▶ [Exercise]
Repeat each line word for word.

▶ [Entries supplied]
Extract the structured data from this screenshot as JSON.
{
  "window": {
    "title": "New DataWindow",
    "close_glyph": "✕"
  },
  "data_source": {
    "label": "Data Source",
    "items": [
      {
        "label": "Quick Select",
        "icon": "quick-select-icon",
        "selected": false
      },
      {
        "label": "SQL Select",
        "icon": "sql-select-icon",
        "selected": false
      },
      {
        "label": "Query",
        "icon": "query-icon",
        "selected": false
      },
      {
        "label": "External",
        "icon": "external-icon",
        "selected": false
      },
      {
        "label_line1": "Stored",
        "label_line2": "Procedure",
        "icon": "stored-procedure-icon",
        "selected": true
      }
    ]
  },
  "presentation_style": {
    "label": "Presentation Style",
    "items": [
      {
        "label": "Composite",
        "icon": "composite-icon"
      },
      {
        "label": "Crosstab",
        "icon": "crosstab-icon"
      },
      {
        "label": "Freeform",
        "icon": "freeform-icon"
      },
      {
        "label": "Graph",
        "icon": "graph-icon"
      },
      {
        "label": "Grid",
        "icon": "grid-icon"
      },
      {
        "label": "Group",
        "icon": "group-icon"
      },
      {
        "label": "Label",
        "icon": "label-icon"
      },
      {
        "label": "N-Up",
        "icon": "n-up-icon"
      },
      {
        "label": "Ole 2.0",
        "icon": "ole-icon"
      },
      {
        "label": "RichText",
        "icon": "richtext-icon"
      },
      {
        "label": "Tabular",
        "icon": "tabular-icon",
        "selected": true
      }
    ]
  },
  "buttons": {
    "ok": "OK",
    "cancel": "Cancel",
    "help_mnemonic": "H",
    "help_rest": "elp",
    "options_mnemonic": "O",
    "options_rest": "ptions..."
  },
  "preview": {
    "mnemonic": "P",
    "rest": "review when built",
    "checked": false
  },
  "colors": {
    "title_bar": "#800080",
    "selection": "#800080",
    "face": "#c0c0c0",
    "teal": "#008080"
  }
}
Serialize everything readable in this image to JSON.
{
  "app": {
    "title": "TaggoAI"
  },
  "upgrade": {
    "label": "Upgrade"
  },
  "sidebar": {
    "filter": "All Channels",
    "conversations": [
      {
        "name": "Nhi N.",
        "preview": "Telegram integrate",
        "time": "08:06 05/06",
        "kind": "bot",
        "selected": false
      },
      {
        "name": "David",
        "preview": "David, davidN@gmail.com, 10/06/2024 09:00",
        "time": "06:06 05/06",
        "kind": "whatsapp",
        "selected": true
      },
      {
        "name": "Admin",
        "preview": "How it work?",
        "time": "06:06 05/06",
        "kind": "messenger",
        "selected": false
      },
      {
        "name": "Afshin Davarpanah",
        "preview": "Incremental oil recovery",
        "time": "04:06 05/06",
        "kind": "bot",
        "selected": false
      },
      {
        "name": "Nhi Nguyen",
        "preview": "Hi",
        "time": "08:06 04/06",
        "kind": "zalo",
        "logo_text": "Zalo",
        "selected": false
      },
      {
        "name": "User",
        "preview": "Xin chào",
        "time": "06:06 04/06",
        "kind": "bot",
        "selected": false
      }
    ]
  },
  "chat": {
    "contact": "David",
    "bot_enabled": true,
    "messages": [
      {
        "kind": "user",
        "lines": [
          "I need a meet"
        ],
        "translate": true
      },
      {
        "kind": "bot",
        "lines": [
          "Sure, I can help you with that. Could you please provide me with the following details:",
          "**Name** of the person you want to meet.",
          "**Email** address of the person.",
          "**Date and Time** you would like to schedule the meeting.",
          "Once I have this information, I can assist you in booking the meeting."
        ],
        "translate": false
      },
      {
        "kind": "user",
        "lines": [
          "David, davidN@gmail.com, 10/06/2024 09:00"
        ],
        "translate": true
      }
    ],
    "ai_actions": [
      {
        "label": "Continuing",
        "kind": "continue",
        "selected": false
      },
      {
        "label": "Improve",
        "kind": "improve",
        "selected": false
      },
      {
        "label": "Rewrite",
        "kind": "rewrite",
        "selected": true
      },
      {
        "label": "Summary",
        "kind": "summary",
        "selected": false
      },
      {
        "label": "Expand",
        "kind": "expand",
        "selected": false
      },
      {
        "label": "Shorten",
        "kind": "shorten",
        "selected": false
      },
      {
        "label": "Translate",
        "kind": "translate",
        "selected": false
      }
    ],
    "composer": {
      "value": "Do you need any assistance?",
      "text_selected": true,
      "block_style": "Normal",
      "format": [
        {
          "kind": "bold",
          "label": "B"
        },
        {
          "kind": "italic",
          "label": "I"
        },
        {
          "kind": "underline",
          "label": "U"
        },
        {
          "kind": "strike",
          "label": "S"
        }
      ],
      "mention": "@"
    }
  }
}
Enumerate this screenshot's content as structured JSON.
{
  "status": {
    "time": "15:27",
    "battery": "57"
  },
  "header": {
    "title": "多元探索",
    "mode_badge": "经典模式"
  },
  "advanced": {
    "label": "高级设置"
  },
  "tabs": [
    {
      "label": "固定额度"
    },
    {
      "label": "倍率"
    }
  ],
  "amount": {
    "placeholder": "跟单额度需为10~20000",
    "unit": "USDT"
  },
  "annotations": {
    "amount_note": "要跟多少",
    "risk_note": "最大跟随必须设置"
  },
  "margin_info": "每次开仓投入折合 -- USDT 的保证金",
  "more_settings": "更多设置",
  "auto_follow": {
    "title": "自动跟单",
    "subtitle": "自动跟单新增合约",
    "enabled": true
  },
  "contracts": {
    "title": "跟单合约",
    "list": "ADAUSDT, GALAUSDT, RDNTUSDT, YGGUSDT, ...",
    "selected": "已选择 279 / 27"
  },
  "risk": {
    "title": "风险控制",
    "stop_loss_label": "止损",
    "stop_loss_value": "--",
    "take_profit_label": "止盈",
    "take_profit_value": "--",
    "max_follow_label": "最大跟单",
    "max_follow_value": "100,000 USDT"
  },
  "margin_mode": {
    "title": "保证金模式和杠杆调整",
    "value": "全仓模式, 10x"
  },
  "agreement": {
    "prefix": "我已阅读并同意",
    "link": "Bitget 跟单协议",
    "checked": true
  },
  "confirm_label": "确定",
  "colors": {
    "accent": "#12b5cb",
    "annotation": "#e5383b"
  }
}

▶ [Final answer]
Extract the structured data from this screenshot as JSON.
{
  "window": {
    "title": "New DataWindow",
    "close_glyph": "✕"
  },
  "data_source": {
    "label": "Data Source",
    "items": [
      {
        "label": "Quick Select",
        "icon": "quick-select-icon",
        "selected": false
      },
      {
        "label": "SQL Select",
        "icon": "sql-select-icon",
        "selected": false
      },
      {
        "label": "Query",
        "icon": "query-icon",
        "selected": false
      },
      {
        "label": "External",
        "icon": "external-icon",
        "selected": false
      },
      {
        "label_line1": "Stored",
        "label_line2": "Procedure",
        "icon": "stored-procedure-icon",
        "selected": true
      }
    ]
  },
  "presentation_style": {
    "label": "Presentation Style",
    "items": [
      {
        "label": "Composite",
        "icon": "composite-icon"
      },
      {
        "label": "Crosstab",
        "icon": "crosstab-icon"
      },
      {
        "label": "Freeform",
        "icon": "freeform-icon"
      },
      {
        "label": "Graph",
        "icon": "graph-icon"
      },
      {
        "label": "Grid",
        "icon": "grid-icon"
      },
      {
        "label": "Group",
        "icon": "group-icon"
      },
      {
        "label": "Label",
        "icon": "label-icon"
      },
      {
        "label": "N-Up",
        "icon": "n-up-icon"
      },
      {
        "label": "Ole 2.0",
        "icon": "ole-icon"
      },
      {
        "label": "RichText",
        "icon": "richtext-icon"
      },
      {
        "label": "Tabular",
        "icon": "tabular-icon",
        "selected": true
      }
    ]
  },
  "buttons": {
    "ok": "OK",
    "cancel": "Cancel",
    "help_mnemonic": "H",
    "help_rest": "elp",
    "options_mnemonic": "O",
    "options_rest": "ptions..."
  },
  "preview": {
    "mnemonic": "P",
    "rest": "review when built",
    "checked": false
  },
  "colors": {
    "title_bar": "#800080",
    "selection": "#800080",
    "face": "#c0c0c0",
    "teal": "#008080"
  }
}
Serialize everything readable in this image to JSON.
{
  "app": {
    "title": "TaggoAI"
  },
  "upgrade": {
    "label": "Upgrade"
  },
  "sidebar": {
    "filter": "All Channels",
    "conversations": [
      {
        "name": "Nhi N.",
        "preview": "Telegram integrate",
        "time": "08:06 05/06",
        "kind": "bot",
        "selected": false
      },
      {
        "name": "David",
        "preview": "David, davidN@gmail.com, 10/06/2024 09:00",
        "time": "06:06 05/06",
        "kind": "whatsapp",
        "selected": true
      },
      {
        "name": "Admin",
        "preview": "How it work?",
        "time": "06:06 05/06",
        "kind": "messenger",
        "selected": false
      },
      {
        "name": "Afshin Davarpanah",
        "preview": "Incremental oil recovery",
        "time": "04:06 05/06",
        "kind": "bot",
        "selected": false
      },
      {
        "name": "Nhi Nguyen",
        "preview": "Hi",
        "time": "08:06 04/06",
        "kind": "zalo",
        "logo_text": "Zalo",
        "selected": false
      },
      {
        "name": "User",
        "preview": "Xin chào",
        "time": "06:06 04/06",
        "kind": "bot",
        "selected": false
      }
    ]
  },
  "chat": {
    "contact": "David",
    "bot_enabled": true,
    "messages": [
      {
        "kind": "user",
        "lines": [
          "I need a meet"
        ],
        "translate": true
      },
      {
        "kind": "bot",
        "lines": [
          "Sure, I can help you with that. Could you please provide me with the following details:",
          "**Name** of the person you want to meet.",
          "**Email** address of the person.",
          "**Date and Time** you would like to schedule the meeting.",
          "Once I have this information, I can assist you in booking the meeting."
        ],
        "translate": false
      },
      {
        "kind": "user",
        "lines": [
          "David, davidN@gmail.com, 10/06/2024 09:00"
        ],
        "translate": true
      }
    ],
    "ai_actions": [
      {
        "label": "Continuing",
        "kind": "continue",
        "selected": false
      },
      {
        "label": "Improve",
        "kind": "improve",
        "selected": false
      },
      {
        "label": "Rewrite",
        "kind": "rewrite",
        "selected": true
      },
      {
        "label": "Summary",
        "kind": "summary",
        "selected": false
      },
      {
        "label": "Expand",
        "kind": "expand",
        "selected": false
      },
      {
        "label": "Shorten",
        "kind": "shorten",
        "selected": false
      },
      {
        "label": "Translate",
        "kind": "translate",
        "selected": false
      }
    ],
    "composer": {
      "value": "Do you need any assistance?",
      "text_selected": true,
      "block_style": "Normal",
      "format": [
        {
          "kind": "bold",
          "label": "B"
        },
        {
          "kind": "italic",
          "label": "I"
        },
        {
          "kind": "underline",
          "label": "U"
        },
        {
          "kind": "strike",
          "label": "S"
        }
      ],
      "mention": "@"
    }
  }
}
Enumerate this screenshot's content as structured JSON.
{
  "status": {
    "time": "15:27",
    "battery": "57"
  },
  "header": {
    "title": "多元探索",
    "mode_badge": "经典模式"
  },
  "advanced": {
    "label": "高级设置"
  },
  "tabs": [
    {
      "label": "固定额度"
    },
    {
      "label": "倍率"
    }
  ],
  "amount": {
    "placeholder": "跟单额度需为10~20000",
    "unit": "USDT"
  },
  "annotations": {
    "amount_note": "要跟多少",
    "risk_note": "最大跟随必须设置"
  },
  "margin_info": "每次开仓投入折合 -- USDT 的保证金",
  "more_settings": "更多设置",
  "auto_follow": {
    "title": "自动跟单",
    "subtitle": "自动跟单新增合约",
    "enabled": true
  },
  "contracts": {
    "title": "跟单合约",
    "list": "ADAUSDT, GALAUSDT, RDNTUSDT, YGGUSDT, ...",
    "selected": "已选择 279 / 27"
  },
  "risk": {
    "title": "风险控制",
    "stop_loss_label": "止损",
    "stop_loss_value": "--",
    "take_profit_label": "止盈",
    "take_profit_value": "--",
    "max_follow_label": "最大跟单",
    "max_follow_value": "100,000 USDT"
  },
  "margin_mode": {
    "title": "保证金模式和杠杆调整",
    "value": "全仓模式, 10x"
  },
  "agreement": {
    "prefix": "我已阅读并同意",
    "link": "Bitget 跟单协议",
    "checked": true
  },
  "confirm_label": "确定",
  "colors": {
    "accent": "#12b5cb",
    "annotation": "#e5383b"
  }
}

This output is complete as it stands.